Exercise requirements - Look for the line with "What text is on this page?" in the entries below, then extract that line and all lines after it exactly, with pictures left out.

Dataset records -

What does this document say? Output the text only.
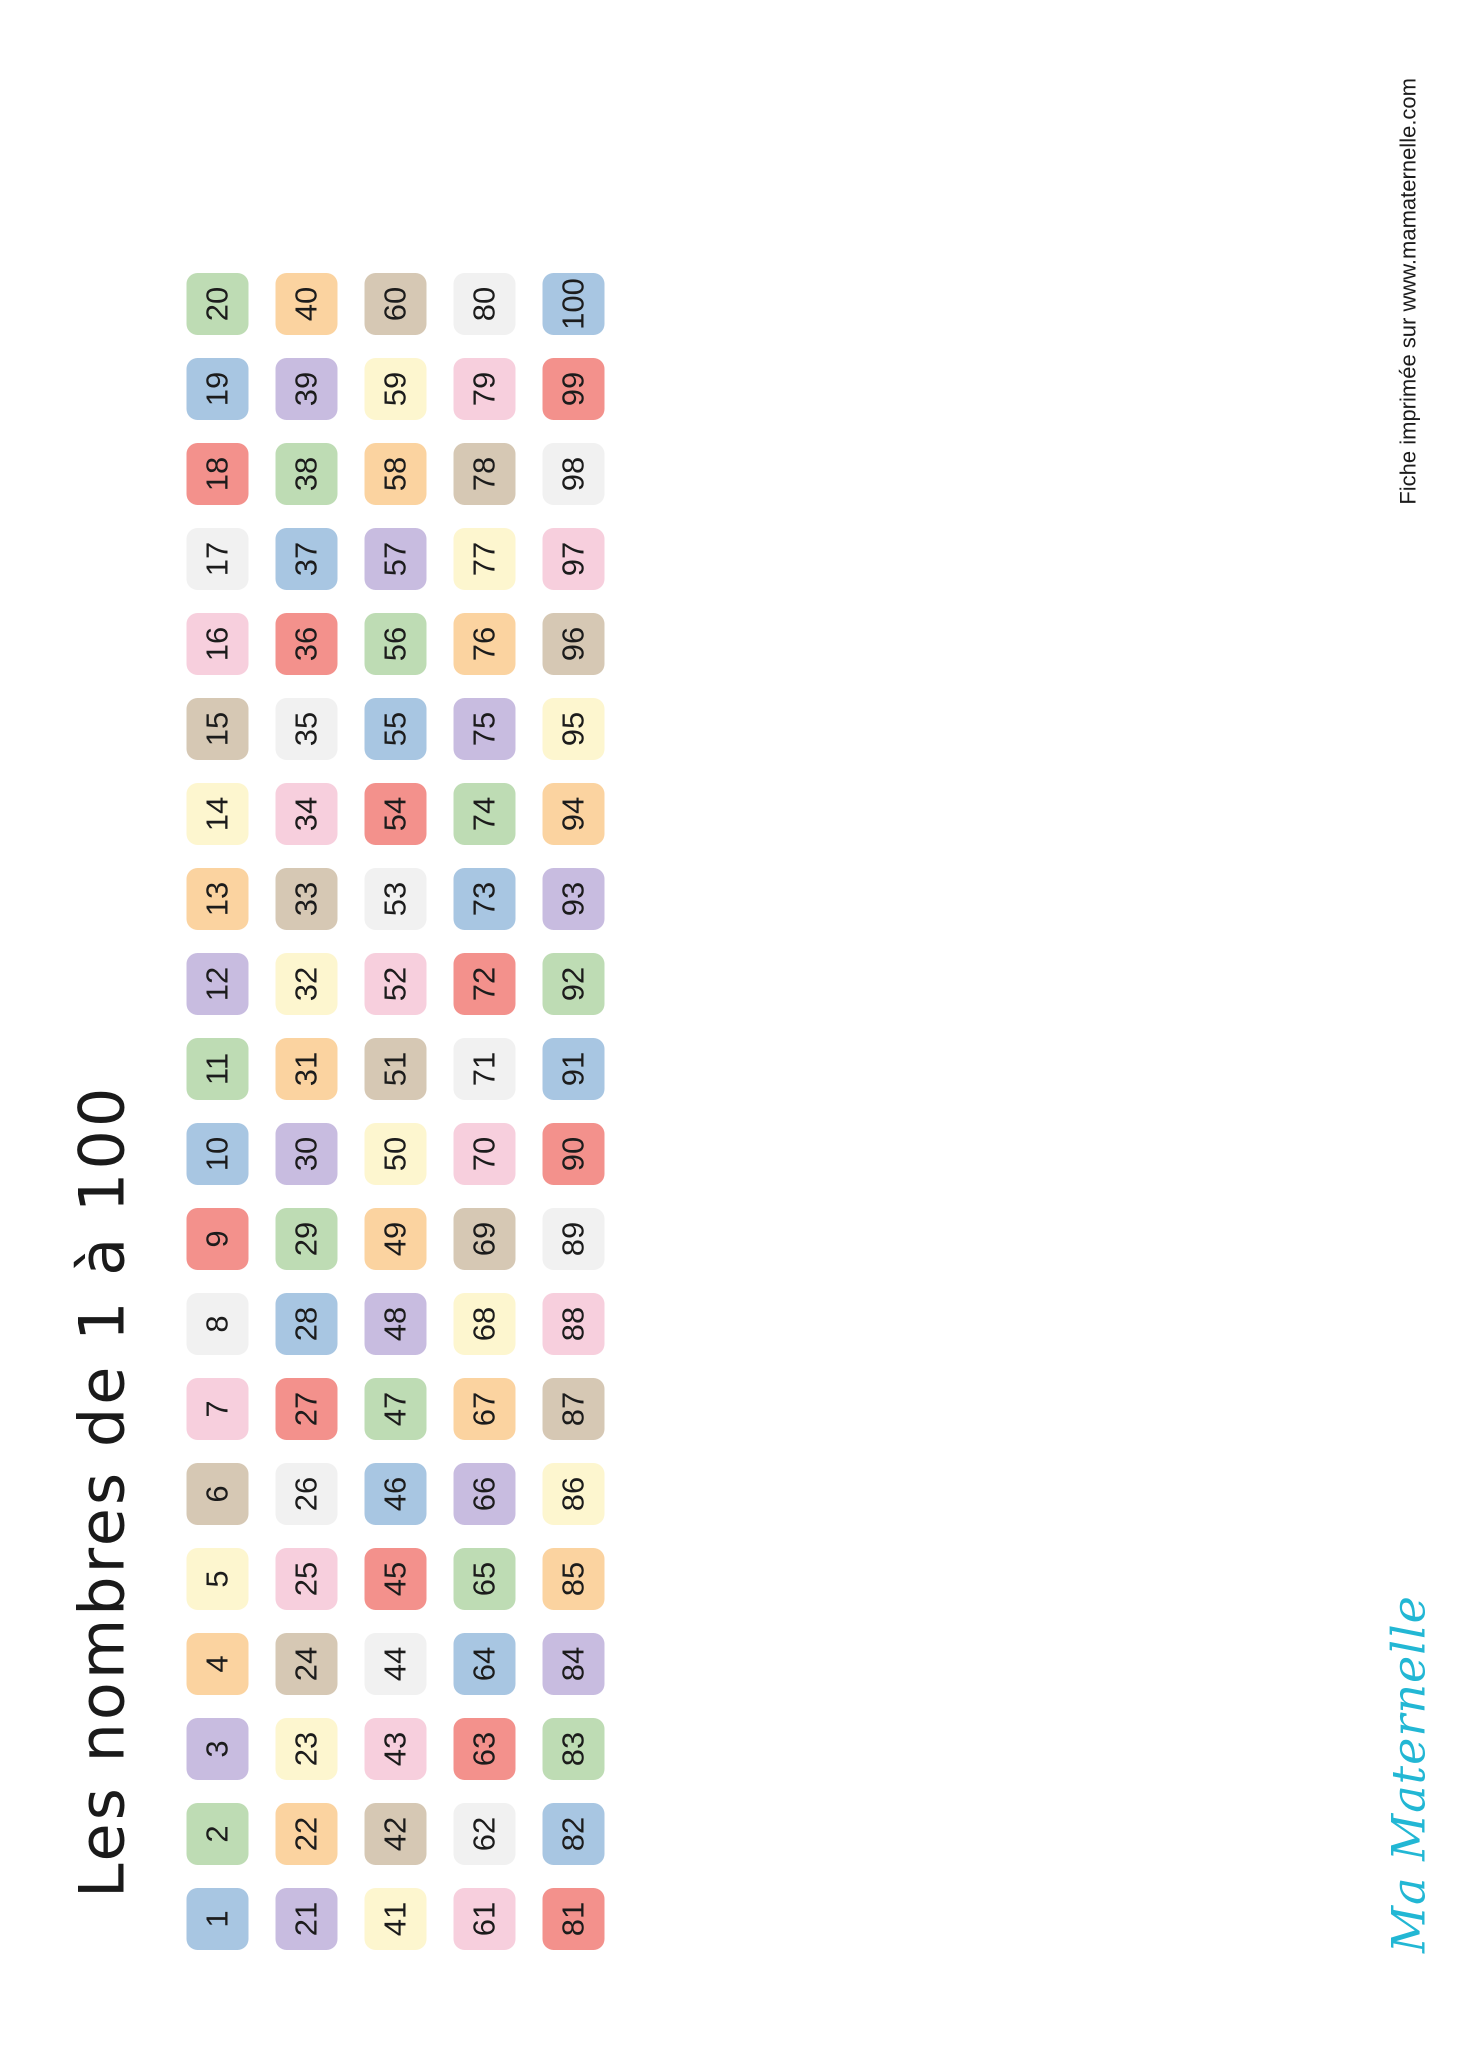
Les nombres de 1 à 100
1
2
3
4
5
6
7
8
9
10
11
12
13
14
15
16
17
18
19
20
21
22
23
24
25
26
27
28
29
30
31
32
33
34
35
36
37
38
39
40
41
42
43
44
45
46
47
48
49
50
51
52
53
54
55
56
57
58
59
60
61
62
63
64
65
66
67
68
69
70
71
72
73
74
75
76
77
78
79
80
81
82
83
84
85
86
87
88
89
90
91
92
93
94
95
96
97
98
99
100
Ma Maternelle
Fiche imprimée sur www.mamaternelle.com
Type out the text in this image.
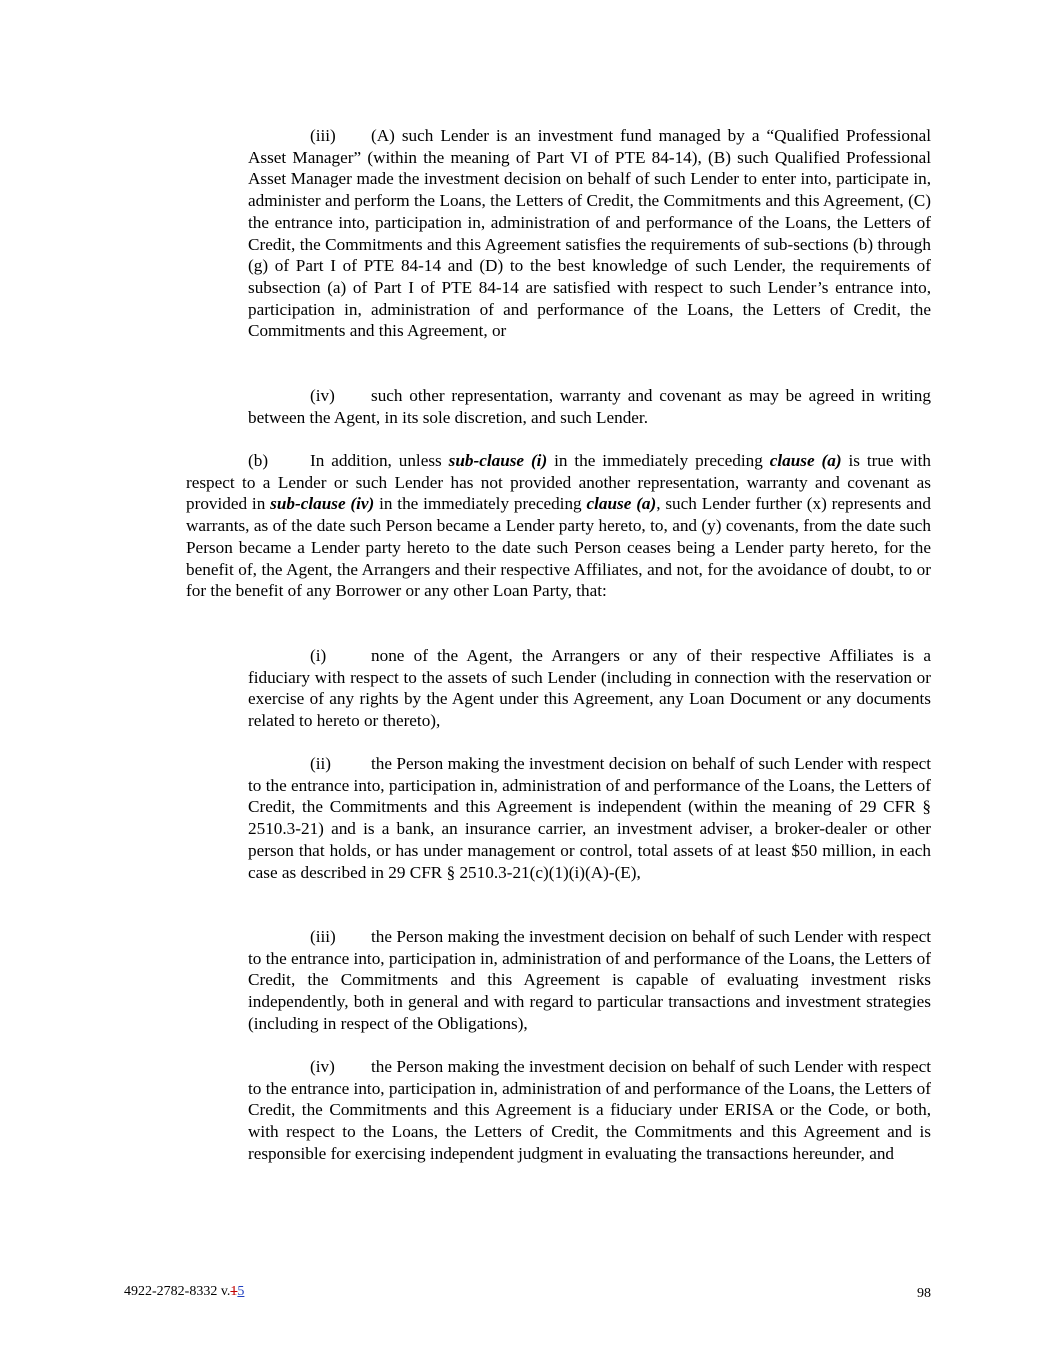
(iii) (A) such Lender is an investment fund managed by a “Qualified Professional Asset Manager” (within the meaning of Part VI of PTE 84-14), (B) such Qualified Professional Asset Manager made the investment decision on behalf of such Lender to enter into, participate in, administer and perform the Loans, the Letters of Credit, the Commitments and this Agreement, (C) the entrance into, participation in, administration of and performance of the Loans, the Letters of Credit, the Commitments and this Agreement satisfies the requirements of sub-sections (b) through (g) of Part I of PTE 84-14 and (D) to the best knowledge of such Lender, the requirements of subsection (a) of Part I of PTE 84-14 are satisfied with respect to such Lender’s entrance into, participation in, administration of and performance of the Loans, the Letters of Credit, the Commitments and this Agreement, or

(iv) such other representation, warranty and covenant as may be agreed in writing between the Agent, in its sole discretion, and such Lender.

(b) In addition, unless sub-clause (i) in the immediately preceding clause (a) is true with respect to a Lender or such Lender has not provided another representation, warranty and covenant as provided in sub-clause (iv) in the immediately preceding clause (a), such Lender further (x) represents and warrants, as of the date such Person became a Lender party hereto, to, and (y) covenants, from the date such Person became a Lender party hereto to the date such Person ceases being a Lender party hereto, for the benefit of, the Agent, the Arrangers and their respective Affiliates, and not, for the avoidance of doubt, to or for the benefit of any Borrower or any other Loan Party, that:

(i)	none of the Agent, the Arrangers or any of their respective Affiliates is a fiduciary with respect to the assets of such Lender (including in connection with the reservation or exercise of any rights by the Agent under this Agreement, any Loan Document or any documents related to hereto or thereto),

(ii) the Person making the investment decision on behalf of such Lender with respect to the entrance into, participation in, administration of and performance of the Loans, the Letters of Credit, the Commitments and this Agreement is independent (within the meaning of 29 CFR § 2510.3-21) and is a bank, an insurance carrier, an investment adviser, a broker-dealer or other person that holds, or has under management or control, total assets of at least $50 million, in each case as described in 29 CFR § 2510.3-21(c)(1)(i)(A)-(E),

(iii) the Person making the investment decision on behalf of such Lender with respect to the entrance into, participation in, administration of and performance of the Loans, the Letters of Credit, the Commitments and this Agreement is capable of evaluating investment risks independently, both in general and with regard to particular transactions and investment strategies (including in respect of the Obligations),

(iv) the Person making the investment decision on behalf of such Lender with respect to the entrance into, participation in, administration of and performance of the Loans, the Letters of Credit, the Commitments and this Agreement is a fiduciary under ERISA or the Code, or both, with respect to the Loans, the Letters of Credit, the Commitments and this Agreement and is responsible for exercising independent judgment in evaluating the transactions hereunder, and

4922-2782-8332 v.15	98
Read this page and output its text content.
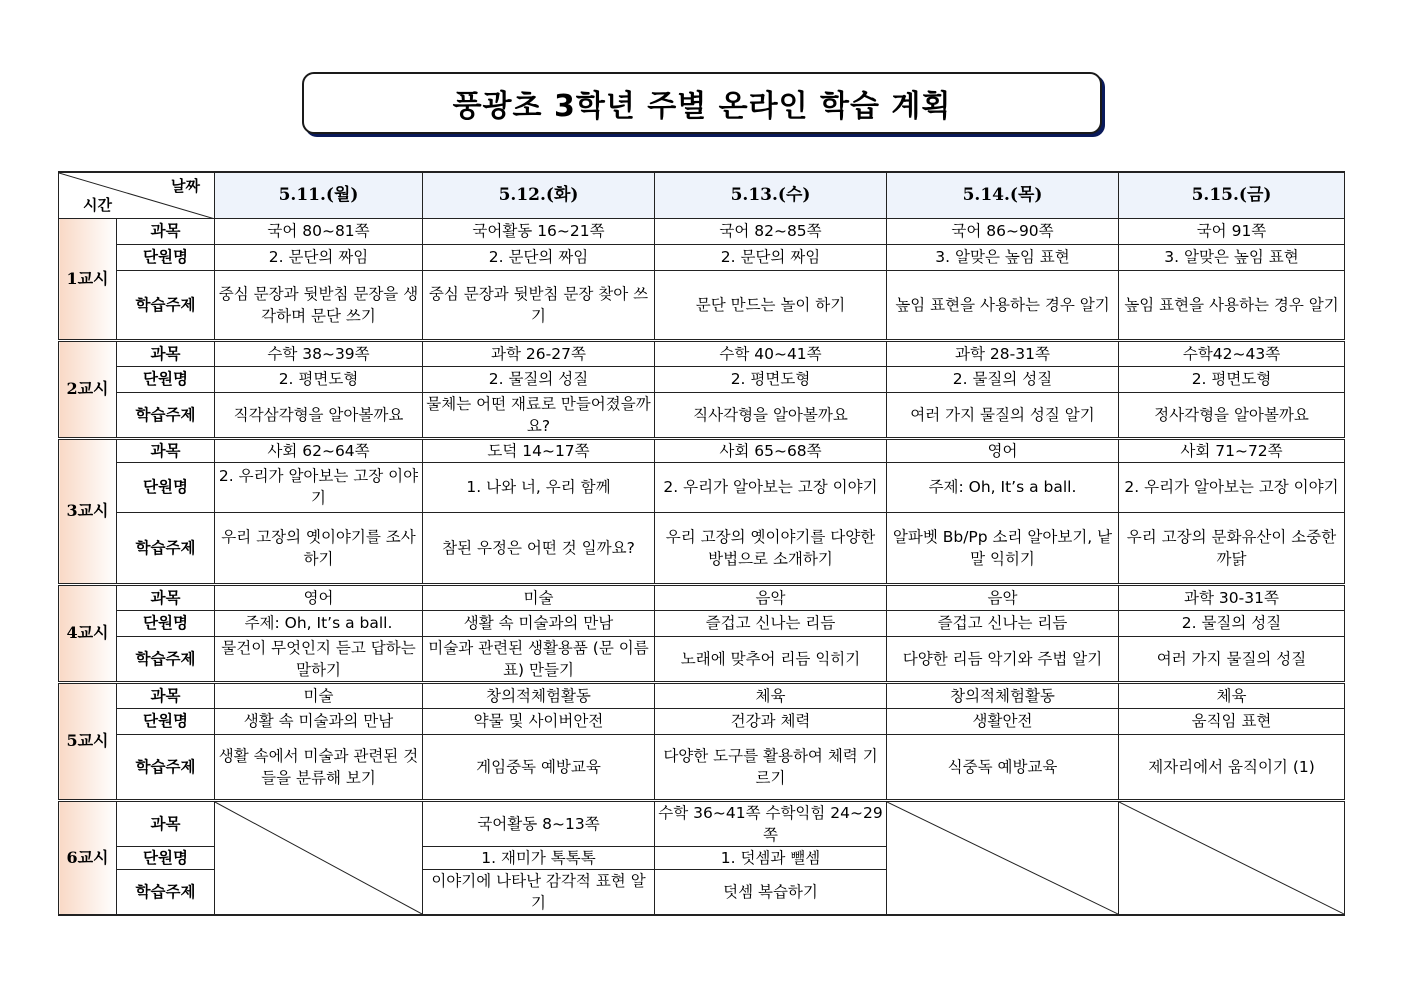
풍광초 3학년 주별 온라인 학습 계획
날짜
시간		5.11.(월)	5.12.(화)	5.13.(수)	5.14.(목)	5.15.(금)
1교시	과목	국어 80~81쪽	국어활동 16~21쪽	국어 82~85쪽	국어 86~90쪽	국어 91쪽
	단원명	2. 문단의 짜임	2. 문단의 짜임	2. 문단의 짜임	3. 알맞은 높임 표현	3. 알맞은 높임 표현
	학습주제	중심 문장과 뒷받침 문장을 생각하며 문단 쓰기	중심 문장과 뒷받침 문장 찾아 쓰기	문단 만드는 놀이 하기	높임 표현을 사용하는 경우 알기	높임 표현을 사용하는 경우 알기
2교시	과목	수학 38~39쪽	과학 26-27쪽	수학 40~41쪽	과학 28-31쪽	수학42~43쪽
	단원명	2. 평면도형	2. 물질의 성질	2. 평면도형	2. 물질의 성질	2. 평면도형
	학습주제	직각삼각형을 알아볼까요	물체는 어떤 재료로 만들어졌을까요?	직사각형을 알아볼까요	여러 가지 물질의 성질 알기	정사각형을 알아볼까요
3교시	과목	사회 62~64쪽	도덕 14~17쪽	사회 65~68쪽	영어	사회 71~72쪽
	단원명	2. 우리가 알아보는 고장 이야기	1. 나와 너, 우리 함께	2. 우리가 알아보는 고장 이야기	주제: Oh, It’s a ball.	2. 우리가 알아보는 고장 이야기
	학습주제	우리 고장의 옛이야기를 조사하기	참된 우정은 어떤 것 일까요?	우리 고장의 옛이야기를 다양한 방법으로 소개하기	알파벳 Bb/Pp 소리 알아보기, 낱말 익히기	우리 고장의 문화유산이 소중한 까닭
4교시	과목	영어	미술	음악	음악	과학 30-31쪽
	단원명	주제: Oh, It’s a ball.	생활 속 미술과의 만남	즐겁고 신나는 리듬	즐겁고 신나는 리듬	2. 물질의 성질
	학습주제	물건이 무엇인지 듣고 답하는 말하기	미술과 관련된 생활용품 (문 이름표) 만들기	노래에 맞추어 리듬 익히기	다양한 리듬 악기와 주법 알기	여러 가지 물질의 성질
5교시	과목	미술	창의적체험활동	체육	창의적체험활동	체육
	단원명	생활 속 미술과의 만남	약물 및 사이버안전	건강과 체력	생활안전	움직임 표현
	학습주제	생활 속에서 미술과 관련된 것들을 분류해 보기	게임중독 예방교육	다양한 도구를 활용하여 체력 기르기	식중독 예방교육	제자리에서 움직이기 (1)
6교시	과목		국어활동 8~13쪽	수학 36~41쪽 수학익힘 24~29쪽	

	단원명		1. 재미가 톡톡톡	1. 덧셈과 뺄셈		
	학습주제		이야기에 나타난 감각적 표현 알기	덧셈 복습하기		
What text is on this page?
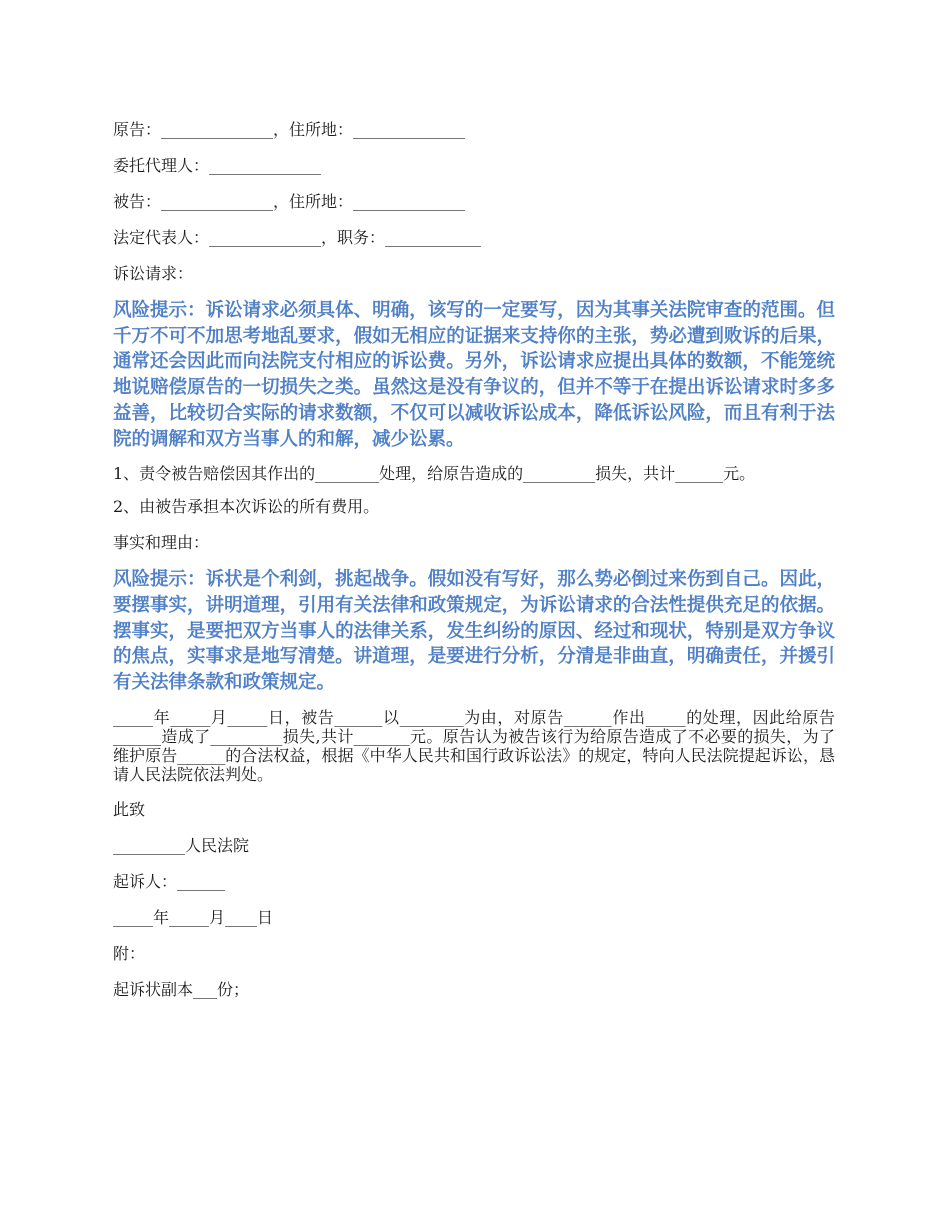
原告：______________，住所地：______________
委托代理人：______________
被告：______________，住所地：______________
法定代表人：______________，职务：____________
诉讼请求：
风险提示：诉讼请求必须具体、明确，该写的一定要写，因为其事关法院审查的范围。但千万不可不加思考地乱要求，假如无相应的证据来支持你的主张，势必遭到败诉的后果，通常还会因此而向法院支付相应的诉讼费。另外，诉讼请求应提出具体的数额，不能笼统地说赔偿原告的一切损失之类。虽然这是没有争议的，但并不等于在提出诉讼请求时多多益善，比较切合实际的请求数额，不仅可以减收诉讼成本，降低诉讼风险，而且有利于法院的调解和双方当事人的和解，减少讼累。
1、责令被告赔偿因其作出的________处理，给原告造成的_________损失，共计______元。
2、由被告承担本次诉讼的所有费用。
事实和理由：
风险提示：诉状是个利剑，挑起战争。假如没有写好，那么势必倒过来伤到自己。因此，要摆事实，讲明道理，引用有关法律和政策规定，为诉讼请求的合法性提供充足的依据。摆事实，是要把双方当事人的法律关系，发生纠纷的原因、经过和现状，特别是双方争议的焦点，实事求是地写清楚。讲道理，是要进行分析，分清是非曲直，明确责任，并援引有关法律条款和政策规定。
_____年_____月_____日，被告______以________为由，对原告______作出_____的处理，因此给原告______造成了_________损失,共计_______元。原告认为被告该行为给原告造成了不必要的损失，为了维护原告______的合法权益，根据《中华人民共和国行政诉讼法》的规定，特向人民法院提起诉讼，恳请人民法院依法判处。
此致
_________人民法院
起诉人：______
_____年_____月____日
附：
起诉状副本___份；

Written solution -
What text is on this page?
原告：______________，住所地：______________
委托代理人：______________
被告：______________，住所地：______________
法定代表人：______________，职务：____________
诉讼请求：
风险提示：诉讼请求必须具体、明确，该写的一定要写，因为其事关法院审查的范围。但千万不可不加思考地乱要求，假如无相应的证据来支持你的主张，势必遭到败诉的后果，通常还会因此而向法院支付相应的诉讼费。另外，诉讼请求应提出具体的数额，不能笼统地说赔偿原告的一切损失之类。虽然这是没有争议的，但并不等于在提出诉讼请求时多多益善，比较切合实际的请求数额，不仅可以减收诉讼成本，降低诉讼风险，而且有利于法院的调解和双方当事人的和解，减少讼累。
1、责令被告赔偿因其作出的________处理，给原告造成的_________损失，共计______元。
2、由被告承担本次诉讼的所有费用。
事实和理由：
风险提示：诉状是个利剑，挑起战争。假如没有写好，那么势必倒过来伤到自己。因此，要摆事实，讲明道理，引用有关法律和政策规定，为诉讼请求的合法性提供充足的依据。摆事实，是要把双方当事人的法律关系，发生纠纷的原因、经过和现状，特别是双方争议的焦点，实事求是地写清楚。讲道理，是要进行分析，分清是非曲直，明确责任，并援引有关法律条款和政策规定。
_____年_____月_____日，被告______以________为由，对原告______作出_____的处理，因此给原告______造成了_________损失,共计_______元。原告认为被告该行为给原告造成了不必要的损失，为了维护原告______的合法权益，根据《中华人民共和国行政诉讼法》的规定，特向人民法院提起诉讼，恳请人民法院依法判处。
此致
_________人民法院
起诉人：______
_____年_____月____日
附：
起诉状副本___份；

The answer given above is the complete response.